Records provided
start

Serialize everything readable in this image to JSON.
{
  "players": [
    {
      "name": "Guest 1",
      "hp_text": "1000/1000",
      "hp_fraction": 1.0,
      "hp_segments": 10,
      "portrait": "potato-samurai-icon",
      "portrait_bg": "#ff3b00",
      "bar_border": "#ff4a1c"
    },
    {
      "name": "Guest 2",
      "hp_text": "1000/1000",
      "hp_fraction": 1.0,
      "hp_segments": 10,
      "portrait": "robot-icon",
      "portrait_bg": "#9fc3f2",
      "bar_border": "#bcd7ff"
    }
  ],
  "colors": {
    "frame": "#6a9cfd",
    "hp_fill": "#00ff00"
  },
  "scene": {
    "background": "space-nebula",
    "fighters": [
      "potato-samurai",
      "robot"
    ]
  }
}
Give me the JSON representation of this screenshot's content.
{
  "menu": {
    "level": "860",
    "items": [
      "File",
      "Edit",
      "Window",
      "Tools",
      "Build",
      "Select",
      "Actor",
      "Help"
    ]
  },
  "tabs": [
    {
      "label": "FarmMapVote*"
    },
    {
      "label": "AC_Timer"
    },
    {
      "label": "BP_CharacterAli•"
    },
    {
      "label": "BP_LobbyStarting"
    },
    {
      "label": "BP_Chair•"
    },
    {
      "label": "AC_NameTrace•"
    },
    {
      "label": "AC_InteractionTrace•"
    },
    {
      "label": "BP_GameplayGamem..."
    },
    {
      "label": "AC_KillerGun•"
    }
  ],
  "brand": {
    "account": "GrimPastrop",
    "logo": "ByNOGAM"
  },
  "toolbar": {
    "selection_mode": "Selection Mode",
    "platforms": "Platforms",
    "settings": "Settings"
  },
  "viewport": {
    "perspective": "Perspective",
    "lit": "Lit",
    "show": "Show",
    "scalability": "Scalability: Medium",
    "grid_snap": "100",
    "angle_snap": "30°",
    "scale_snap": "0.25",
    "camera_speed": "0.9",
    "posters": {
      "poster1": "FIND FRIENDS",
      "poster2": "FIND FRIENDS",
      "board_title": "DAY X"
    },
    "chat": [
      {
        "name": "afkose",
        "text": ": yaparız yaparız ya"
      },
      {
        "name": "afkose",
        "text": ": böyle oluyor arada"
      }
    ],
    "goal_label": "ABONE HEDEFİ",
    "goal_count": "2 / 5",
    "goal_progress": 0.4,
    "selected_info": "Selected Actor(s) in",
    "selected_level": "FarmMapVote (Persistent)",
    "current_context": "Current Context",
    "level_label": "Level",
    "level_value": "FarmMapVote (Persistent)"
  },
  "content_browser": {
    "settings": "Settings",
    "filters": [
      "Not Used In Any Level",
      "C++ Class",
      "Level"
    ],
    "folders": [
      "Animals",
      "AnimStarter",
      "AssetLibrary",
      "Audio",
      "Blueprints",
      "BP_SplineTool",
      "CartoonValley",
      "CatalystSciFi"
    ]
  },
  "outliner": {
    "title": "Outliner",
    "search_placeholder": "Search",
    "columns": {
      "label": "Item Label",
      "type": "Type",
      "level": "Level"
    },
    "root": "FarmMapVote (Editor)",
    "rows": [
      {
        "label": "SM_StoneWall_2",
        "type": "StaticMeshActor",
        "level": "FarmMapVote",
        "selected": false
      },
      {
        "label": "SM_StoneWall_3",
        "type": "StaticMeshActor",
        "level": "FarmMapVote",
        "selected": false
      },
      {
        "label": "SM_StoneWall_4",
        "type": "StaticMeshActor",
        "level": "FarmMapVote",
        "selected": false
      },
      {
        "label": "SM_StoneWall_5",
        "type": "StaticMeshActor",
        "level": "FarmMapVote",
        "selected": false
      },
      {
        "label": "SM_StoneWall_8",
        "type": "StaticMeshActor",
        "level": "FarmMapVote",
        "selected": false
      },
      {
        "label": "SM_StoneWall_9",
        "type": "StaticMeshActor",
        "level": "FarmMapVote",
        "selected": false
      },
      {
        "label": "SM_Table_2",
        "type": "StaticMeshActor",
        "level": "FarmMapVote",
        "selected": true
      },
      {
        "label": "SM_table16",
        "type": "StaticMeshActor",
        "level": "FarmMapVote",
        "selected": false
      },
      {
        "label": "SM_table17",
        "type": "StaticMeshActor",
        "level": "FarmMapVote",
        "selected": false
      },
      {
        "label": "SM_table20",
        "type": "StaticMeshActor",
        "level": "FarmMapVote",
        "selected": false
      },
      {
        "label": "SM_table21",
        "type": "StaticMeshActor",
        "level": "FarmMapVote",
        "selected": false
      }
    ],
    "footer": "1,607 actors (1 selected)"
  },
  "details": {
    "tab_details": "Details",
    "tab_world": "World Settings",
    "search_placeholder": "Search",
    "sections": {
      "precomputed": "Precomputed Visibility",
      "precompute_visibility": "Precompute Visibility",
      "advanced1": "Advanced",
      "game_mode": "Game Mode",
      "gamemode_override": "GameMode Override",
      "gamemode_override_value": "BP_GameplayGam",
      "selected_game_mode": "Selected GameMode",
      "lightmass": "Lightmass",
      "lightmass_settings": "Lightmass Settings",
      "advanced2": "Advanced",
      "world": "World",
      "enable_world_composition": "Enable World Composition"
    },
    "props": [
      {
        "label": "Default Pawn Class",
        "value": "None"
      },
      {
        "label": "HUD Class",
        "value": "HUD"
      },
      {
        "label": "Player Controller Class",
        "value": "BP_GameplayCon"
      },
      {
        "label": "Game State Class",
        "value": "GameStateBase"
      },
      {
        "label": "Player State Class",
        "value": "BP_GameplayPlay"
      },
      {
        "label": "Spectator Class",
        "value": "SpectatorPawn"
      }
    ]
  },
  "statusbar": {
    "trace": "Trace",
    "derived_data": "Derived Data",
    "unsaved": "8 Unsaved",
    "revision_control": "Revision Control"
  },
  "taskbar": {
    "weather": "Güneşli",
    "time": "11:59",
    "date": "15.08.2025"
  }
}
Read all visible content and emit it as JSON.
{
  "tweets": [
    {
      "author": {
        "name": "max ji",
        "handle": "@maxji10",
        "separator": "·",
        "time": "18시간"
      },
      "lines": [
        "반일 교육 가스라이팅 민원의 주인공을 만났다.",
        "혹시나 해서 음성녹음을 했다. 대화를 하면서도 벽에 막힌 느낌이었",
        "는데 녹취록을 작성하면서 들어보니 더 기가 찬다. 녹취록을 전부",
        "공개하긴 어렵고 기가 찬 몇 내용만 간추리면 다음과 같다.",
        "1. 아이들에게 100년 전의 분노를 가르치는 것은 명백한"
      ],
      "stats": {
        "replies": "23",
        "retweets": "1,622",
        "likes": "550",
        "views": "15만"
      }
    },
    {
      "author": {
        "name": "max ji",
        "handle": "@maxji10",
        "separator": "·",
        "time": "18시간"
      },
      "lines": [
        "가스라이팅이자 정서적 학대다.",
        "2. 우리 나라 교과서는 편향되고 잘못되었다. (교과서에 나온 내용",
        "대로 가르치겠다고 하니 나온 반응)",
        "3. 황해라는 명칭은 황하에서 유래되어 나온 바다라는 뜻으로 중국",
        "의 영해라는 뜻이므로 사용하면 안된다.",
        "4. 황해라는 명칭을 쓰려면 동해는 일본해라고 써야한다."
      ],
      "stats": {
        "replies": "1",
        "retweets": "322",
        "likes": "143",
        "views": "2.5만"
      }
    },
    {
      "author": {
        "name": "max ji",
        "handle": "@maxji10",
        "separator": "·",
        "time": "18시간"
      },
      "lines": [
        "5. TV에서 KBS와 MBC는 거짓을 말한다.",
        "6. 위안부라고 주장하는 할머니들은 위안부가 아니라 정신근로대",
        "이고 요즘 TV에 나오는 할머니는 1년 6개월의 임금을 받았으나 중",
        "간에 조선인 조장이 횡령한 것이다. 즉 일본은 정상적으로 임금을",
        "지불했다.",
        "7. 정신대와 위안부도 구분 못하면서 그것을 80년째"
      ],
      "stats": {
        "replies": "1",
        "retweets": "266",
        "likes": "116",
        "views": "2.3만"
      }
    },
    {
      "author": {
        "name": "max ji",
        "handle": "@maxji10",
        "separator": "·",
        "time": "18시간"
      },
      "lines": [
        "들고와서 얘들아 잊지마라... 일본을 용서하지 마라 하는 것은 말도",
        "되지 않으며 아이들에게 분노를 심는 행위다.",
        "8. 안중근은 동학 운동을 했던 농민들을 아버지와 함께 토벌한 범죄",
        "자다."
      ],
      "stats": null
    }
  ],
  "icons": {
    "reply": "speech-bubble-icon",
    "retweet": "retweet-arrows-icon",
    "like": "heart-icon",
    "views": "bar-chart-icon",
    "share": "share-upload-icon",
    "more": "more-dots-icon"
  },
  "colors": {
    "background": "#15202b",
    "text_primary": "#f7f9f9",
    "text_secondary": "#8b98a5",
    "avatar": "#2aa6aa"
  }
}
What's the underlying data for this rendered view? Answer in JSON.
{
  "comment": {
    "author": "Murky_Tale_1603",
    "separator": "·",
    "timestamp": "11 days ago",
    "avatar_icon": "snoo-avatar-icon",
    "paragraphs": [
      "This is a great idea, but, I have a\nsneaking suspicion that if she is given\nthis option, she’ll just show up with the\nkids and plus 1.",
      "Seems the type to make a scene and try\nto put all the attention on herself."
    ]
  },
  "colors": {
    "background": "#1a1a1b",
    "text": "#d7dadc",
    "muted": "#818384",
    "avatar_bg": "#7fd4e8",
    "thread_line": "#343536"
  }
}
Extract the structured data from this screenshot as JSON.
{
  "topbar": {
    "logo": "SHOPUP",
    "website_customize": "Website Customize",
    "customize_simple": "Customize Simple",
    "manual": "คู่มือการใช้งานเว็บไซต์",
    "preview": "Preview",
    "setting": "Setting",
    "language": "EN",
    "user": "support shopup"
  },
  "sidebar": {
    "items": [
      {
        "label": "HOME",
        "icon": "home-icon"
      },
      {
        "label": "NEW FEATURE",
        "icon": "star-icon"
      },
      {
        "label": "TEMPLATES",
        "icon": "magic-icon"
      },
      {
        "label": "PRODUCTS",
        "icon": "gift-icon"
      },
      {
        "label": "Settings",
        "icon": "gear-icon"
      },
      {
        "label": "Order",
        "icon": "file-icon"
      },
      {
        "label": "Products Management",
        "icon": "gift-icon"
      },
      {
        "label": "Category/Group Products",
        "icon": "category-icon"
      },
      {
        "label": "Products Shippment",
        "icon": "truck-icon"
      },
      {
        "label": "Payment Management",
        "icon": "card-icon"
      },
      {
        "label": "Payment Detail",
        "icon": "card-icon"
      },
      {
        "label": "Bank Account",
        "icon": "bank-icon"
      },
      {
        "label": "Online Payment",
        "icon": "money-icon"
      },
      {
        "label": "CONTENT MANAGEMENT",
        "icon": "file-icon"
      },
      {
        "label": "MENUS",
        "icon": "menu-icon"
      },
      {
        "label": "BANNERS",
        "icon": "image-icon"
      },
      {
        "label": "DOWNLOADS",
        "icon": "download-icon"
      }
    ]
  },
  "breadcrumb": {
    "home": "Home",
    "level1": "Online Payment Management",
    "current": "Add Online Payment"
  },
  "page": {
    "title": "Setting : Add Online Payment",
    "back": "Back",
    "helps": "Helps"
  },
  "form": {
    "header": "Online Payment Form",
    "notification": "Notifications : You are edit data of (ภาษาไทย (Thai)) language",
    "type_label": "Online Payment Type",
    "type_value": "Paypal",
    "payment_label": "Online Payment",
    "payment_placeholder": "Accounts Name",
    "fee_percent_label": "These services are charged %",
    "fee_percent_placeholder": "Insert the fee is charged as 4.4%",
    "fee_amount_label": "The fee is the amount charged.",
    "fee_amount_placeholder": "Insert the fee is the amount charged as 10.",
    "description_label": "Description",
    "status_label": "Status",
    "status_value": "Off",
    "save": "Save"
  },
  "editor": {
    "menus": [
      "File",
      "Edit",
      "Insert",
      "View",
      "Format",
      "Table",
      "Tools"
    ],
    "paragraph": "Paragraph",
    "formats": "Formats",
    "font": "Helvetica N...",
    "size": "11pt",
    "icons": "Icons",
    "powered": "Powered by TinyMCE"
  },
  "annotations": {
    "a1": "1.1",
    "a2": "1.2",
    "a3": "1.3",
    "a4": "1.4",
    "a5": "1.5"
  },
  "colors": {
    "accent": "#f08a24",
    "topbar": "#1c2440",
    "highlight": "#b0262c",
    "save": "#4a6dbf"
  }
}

end

Work to complete
Pick each line holding the word "views" out of the listing.

Result of the task
        "views": "15만"
        "views": "2.5만"
        "views": "2.3만"
    "views": "bar-chart-icon",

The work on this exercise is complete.